## START
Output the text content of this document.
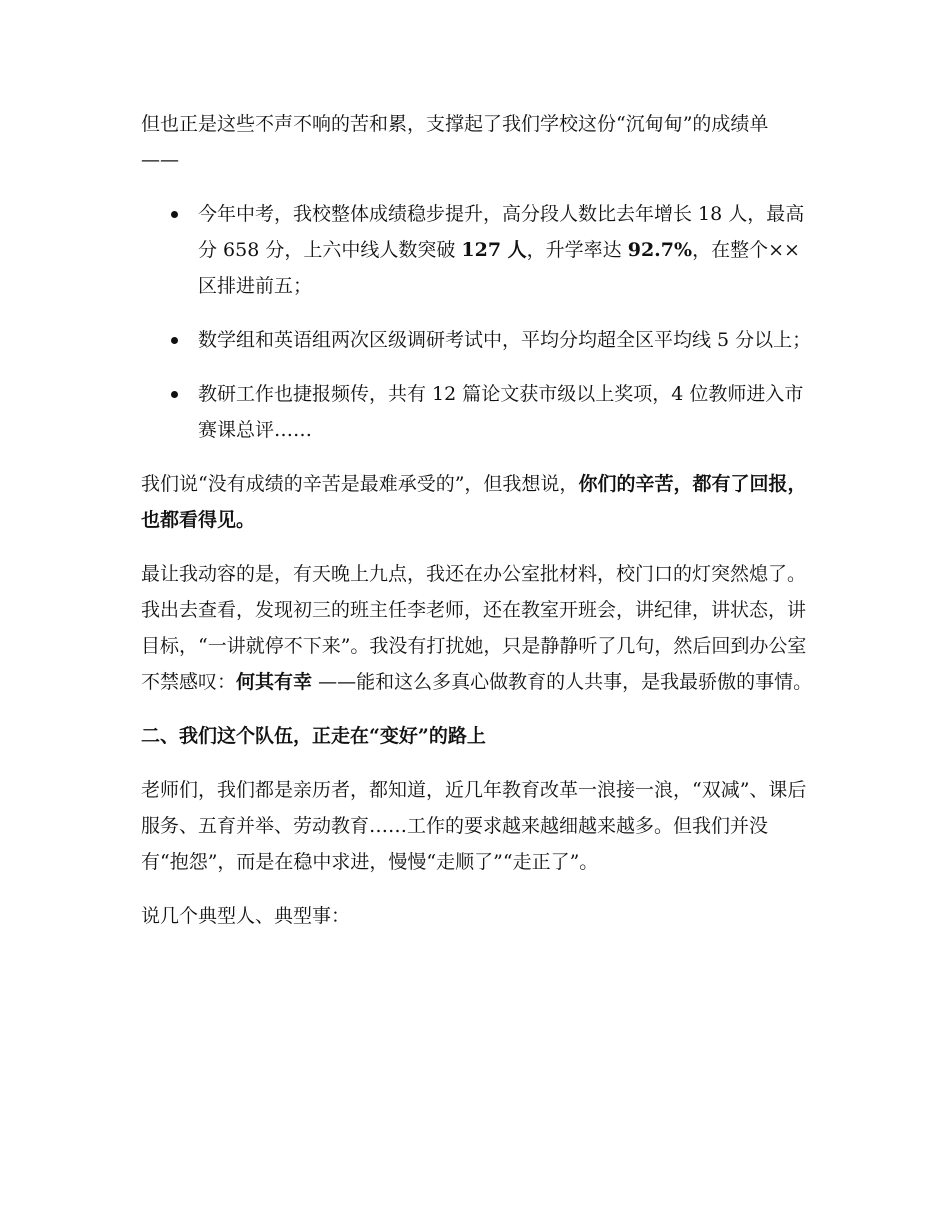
但也正是这些不声不响的苦和累，支撑起了我们学校这份“沉甸甸”的成绩单 ——

今年中考，我校整体成绩稳步提升，高分段人数比去年增长 18 人，最高分 658 分，上六中线人数突破 127 人，升学率达 92.7%，在整个××区排进前五；
数学组和英语组两次区级调研考试中，平均分均超全区平均线 5 分以上；
教研工作也捷报频传，共有 12 篇论文获市级以上奖项，4 位教师进入市赛课总评……

我们说“没有成绩的辛苦是最难承受的”，但我想说，你们的辛苦，都有了回报，也都看得见。

最让我动容的是，有天晚上九点，我还在办公室批材料，校门口的灯突然熄了。我出去查看，发现初三的班主任李老师，还在教室开班会，讲纪律，讲状态，讲目标，“一讲就停不下来”。我没有打扰她，只是静静听了几句，然后回到办公室不禁感叹：何其有幸 ——能和这么多真心做教育的人共事，是我最骄傲的事情。

二、我们这个队伍，正走在“变好”的路上

老师们，我们都是亲历者，都知道，近几年教育改革一浪接一浪，“双减”、课后服务、五育并举、劳动教育……工作的要求越来越细越来越多。但我们并没有“抱怨”，而是在稳中求进，慢慢“走顺了”“走正了”。

说几个典型人、典型事：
## END
STATED GOAL
Except for the pictures, give all the material above again verbatim.

RESULT BELOW
Output the text content of this document.
但也正是这些不声不响的苦和累，支撑起了我们学校这份“沉甸甸”的成绩单 ——

今年中考，我校整体成绩稳步提升，高分段人数比去年增长 18 人，最高分 658 分，上六中线人数突破 127 人，升学率达 92.7%，在整个××区排进前五；
数学组和英语组两次区级调研考试中，平均分均超全区平均线 5 分以上；
教研工作也捷报频传，共有 12 篇论文获市级以上奖项，4 位教师进入市赛课总评……

我们说“没有成绩的辛苦是最难承受的”，但我想说，你们的辛苦，都有了回报，也都看得见。

最让我动容的是，有天晚上九点，我还在办公室批材料，校门口的灯突然熄了。我出去查看，发现初三的班主任李老师，还在教室开班会，讲纪律，讲状态，讲目标，“一讲就停不下来”。我没有打扰她，只是静静听了几句，然后回到办公室不禁感叹：何其有幸 ——能和这么多真心做教育的人共事，是我最骄傲的事情。

二、我们这个队伍，正走在“变好”的路上

老师们，我们都是亲历者，都知道，近几年教育改革一浪接一浪，“双减”、课后服务、五育并举、劳动教育……工作的要求越来越细越来越多。但我们并没有“抱怨”，而是在稳中求进，慢慢“走顺了”“走正了”。

说几个典型人、典型事：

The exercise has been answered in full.